* Begin *

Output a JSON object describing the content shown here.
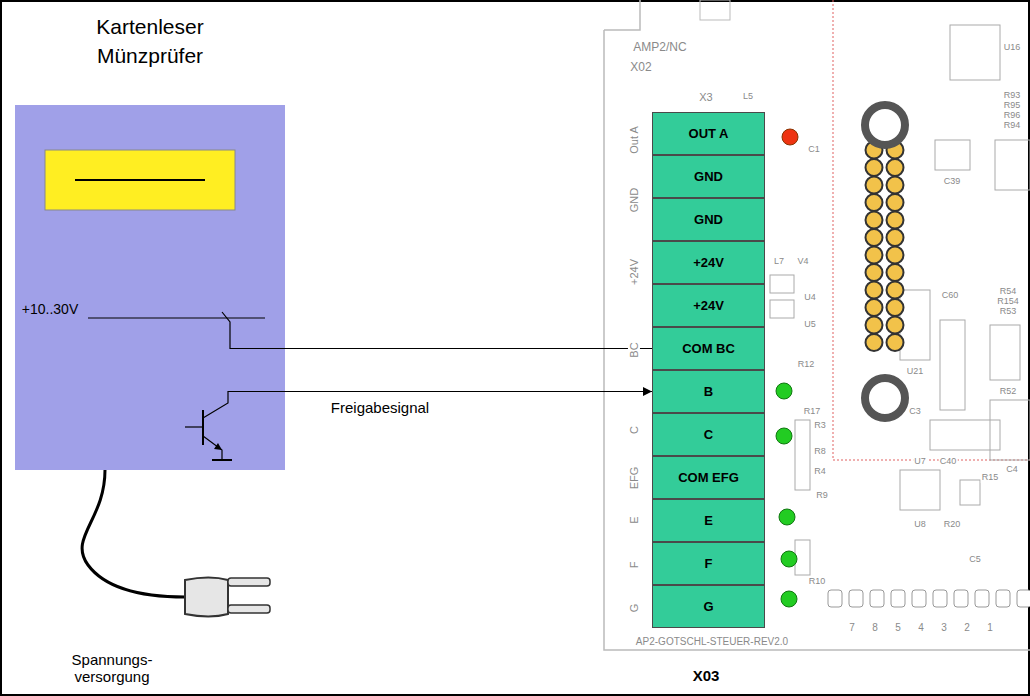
{
  "diagram": {
    "nodes": [
      {
        "text": [
          "Kartenleser Münzprüfer"
        ]
      },
      {
        "text": [
          "OUT A"
        ]
      },
      {
        "text": [
          "GND"
        ]
      },
      {
        "text": [
          "GND"
        ]
      },
      {
        "text": [
          "+24V"
        ]
      },
      {
        "text": [
          "+24V"
        ]
      },
      {
        "text": [
          "COM BC"
        ]
      },
      {
        "text": [
          "B"
        ]
      },
      {
        "text": [
          "C"
        ]
      },
      {
        "text": [
          "COM EFG"
        ]
      },
      {
        "text": [
          "E"
        ]
      },
      {
        "text": [
          "F"
        ]
      },
      {
        "text": [
          "G"
        ]
      }
    ],
    "edges": [
      {
        "from": 0,
        "to": 6,
        "arrow": "none"
      },
      {
        "from": 0,
        "to": 7,
        "arrow": "to",
        "label": "Freigabesignal"
      }
    ],
    "labels": [
      "+10..30V",
      "Spannungs- versorgung",
      "X03",
      "AP2-GOTSCHL-STEUER-REV2.0",
      "AMP2/NC",
      "X02",
      "X3",
      "L5",
      "Out A",
      "GND",
      "+24V",
      "BC",
      "C",
      "EFG",
      "E",
      "F",
      "G",
      "C1",
      "L7",
      "V4",
      "U4",
      "U5",
      "R12",
      "R17",
      "R3",
      "R8",
      "R4",
      "R9",
      "R10",
      "U16",
      "R93",
      "R95",
      "R96",
      "R94",
      "C39",
      "C60",
      "R54",
      "R154",
      "R53",
      "U21",
      "R52",
      "C3",
      "C40",
      "C4",
      "U7",
      "R15",
      "U8",
      "R20",
      "C5",
      "7",
      "8",
      "5",
      "4",
      "3",
      "2",
      "1"
    ]
  }
}
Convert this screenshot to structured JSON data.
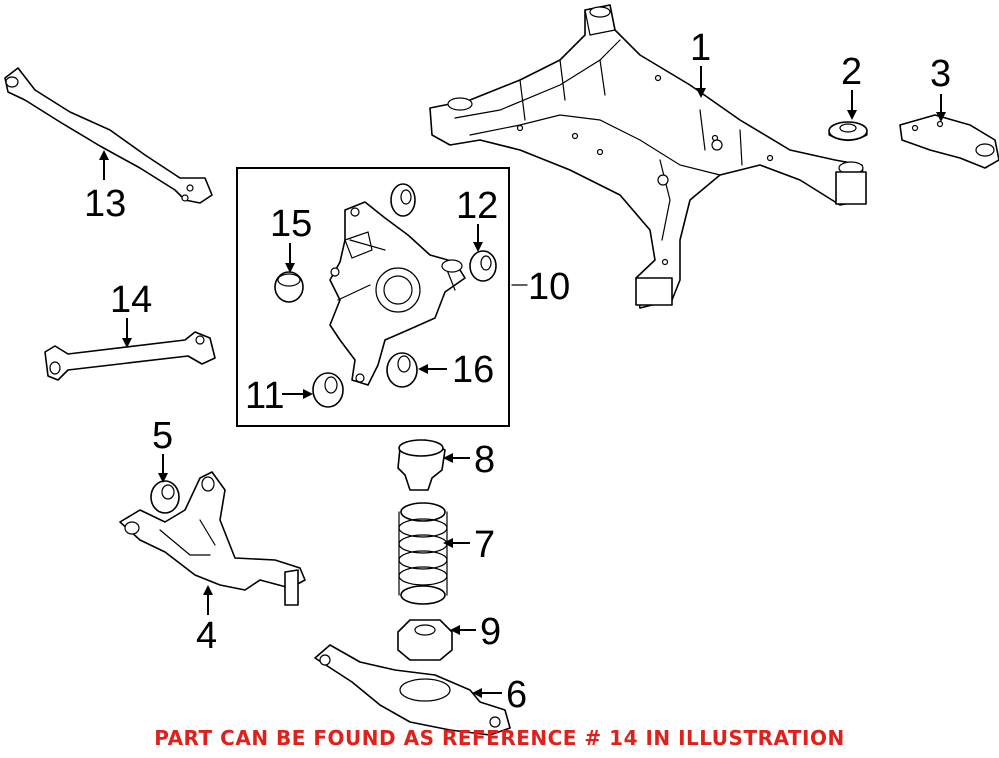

* End *

◆ **Task goal**: Retype every entry verbatim and exclude the pictures from the copy.

◆ **Final answer**:
Output a JSON object describing the content shown here.
{
  "diagram": {
    "nodes": [
      {
        "text": [
          "Kartenleser Münzprüfer"
        ]
      },
      {
        "text": [
          "OUT A"
        ]
      },
      {
        "text": [
          "GND"
        ]
      },
      {
        "text": [
          "GND"
        ]
      },
      {
        "text": [
          "+24V"
        ]
      },
      {
        "text": [
          "+24V"
        ]
      },
      {
        "text": [
          "COM BC"
        ]
      },
      {
        "text": [
          "B"
        ]
      },
      {
        "text": [
          "C"
        ]
      },
      {
        "text": [
          "COM EFG"
        ]
      },
      {
        "text": [
          "E"
        ]
      },
      {
        "text": [
          "F"
        ]
      },
      {
        "text": [
          "G"
        ]
      }
    ],
    "edges": [
      {
        "from": 0,
        "to": 6,
        "arrow": "none"
      },
      {
        "from": 0,
        "to": 7,
        "arrow": "to",
        "label": "Freigabesignal"
      }
    ],
    "labels": [
      "+10..30V",
      "Spannungs- versorgung",
      "X03",
      "AP2-GOTSCHL-STEUER-REV2.0",
      "AMP2/NC",
      "X02",
      "X3",
      "L5",
      "Out A",
      "GND",
      "+24V",
      "BC",
      "C",
      "EFG",
      "E",
      "F",
      "G",
      "C1",
      "L7",
      "V4",
      "U4",
      "U5",
      "R12",
      "R17",
      "R3",
      "R8",
      "R4",
      "R9",
      "R10",
      "U16",
      "R93",
      "R95",
      "R96",
      "R94",
      "C39",
      "C60",
      "R54",
      "R154",
      "R53",
      "U21",
      "R52",
      "C3",
      "C40",
      "C4",
      "U7",
      "R15",
      "U8",
      "R20",
      "C5",
      "7",
      "8",
      "5",
      "4",
      "3",
      "2",
      "1"
    ]
  }
}
Convert this screenshot to structured JSON data.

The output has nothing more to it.